--- begin Material to process ---

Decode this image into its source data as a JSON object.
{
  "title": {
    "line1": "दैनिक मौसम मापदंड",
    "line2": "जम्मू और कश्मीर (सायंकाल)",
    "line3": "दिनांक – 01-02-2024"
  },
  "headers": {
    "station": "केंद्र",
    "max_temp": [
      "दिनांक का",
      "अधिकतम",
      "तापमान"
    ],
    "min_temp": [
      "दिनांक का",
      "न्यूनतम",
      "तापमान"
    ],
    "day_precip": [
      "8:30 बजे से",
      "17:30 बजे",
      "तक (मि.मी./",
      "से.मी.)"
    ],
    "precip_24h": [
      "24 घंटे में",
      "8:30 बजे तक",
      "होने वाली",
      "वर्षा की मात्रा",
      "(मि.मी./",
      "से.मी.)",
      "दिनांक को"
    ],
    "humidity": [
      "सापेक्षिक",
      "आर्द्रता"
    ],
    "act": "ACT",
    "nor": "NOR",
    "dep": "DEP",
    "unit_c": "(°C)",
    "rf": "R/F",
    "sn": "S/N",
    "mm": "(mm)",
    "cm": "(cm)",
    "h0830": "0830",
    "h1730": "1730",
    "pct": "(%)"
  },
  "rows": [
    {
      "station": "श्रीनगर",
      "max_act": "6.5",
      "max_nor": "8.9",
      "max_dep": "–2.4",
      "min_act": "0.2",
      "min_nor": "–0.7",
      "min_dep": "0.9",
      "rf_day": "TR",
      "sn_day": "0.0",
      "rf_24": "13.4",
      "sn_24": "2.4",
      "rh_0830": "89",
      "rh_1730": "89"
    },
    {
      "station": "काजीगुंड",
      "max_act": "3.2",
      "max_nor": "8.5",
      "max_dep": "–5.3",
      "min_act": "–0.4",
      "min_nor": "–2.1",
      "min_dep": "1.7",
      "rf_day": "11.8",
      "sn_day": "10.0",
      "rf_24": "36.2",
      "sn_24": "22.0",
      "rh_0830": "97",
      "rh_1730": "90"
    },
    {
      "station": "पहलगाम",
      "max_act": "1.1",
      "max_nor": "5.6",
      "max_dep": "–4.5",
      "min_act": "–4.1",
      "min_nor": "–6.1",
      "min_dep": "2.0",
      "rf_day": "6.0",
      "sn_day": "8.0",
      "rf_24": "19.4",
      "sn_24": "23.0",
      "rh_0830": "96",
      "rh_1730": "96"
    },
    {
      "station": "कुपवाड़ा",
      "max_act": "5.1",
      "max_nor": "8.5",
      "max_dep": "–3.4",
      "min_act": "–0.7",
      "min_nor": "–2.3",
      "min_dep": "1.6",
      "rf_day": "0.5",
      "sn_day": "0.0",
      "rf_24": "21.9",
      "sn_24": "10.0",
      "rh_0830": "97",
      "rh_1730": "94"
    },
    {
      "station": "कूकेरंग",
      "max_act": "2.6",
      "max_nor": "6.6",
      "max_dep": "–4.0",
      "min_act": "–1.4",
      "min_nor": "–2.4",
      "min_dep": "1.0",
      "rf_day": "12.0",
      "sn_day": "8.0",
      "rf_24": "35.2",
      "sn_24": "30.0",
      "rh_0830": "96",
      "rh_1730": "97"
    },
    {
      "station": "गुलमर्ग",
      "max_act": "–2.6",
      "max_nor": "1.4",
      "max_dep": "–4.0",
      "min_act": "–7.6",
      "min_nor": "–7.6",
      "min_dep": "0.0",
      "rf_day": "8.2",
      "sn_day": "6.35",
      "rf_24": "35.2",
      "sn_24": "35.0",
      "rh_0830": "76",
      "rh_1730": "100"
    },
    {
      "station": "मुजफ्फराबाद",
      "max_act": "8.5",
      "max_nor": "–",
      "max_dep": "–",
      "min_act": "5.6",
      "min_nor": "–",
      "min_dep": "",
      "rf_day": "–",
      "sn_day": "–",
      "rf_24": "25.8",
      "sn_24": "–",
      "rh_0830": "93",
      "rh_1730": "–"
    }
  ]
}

--- end Material to process ---

Select every line in the material above where the string "station" occurs, and copy it.

    "station": "केंद्र",
      "station": "श्रीनगर",
      "station": "काजीगुंड",
      "station": "पहलगाम",
      "station": "कुपवाड़ा",
      "station": "कूकेरंग",
      "station": "गुलमर्ग",
      "station": "मुजफ्फराबाद",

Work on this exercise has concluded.